** begin Extracted material **

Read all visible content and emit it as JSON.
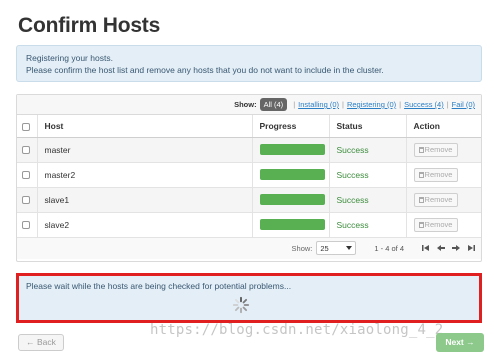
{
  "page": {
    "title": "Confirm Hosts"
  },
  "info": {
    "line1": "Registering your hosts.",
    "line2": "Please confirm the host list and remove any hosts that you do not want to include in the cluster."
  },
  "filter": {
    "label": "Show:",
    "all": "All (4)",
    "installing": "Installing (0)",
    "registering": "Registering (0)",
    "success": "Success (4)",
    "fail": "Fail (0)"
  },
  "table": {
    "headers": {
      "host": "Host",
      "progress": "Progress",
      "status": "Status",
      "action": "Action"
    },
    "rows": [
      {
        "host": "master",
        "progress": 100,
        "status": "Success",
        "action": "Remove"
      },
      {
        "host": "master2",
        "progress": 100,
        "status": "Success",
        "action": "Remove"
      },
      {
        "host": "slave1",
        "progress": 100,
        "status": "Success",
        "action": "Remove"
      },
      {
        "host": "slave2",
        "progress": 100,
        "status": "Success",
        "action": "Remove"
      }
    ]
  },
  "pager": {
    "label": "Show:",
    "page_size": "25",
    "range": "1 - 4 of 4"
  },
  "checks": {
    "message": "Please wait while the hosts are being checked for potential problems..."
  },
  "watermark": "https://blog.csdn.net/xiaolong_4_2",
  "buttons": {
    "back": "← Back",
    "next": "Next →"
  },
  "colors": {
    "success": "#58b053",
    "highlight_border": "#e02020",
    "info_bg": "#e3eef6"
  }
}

** end Extracted material **

Every entry must be reproduced exactly, with the images left out.

◆ Task response
Read all visible content and emit it as JSON.
{
  "page": {
    "title": "Confirm Hosts"
  },
  "info": {
    "line1": "Registering your hosts.",
    "line2": "Please confirm the host list and remove any hosts that you do not want to include in the cluster."
  },
  "filter": {
    "label": "Show:",
    "all": "All (4)",
    "installing": "Installing (0)",
    "registering": "Registering (0)",
    "success": "Success (4)",
    "fail": "Fail (0)"
  },
  "table": {
    "headers": {
      "host": "Host",
      "progress": "Progress",
      "status": "Status",
      "action": "Action"
    },
    "rows": [
      {
        "host": "master",
        "progress": 100,
        "status": "Success",
        "action": "Remove"
      },
      {
        "host": "master2",
        "progress": 100,
        "status": "Success",
        "action": "Remove"
      },
      {
        "host": "slave1",
        "progress": 100,
        "status": "Success",
        "action": "Remove"
      },
      {
        "host": "slave2",
        "progress": 100,
        "status": "Success",
        "action": "Remove"
      }
    ]
  },
  "pager": {
    "label": "Show:",
    "page_size": "25",
    "range": "1 - 4 of 4"
  },
  "checks": {
    "message": "Please wait while the hosts are being checked for potential problems..."
  },
  "watermark": "https://blog.csdn.net/xiaolong_4_2",
  "buttons": {
    "back": "← Back",
    "next": "Next →"
  },
  "colors": {
    "success": "#58b053",
    "highlight_border": "#e02020",
    "info_bg": "#e3eef6"
  }
}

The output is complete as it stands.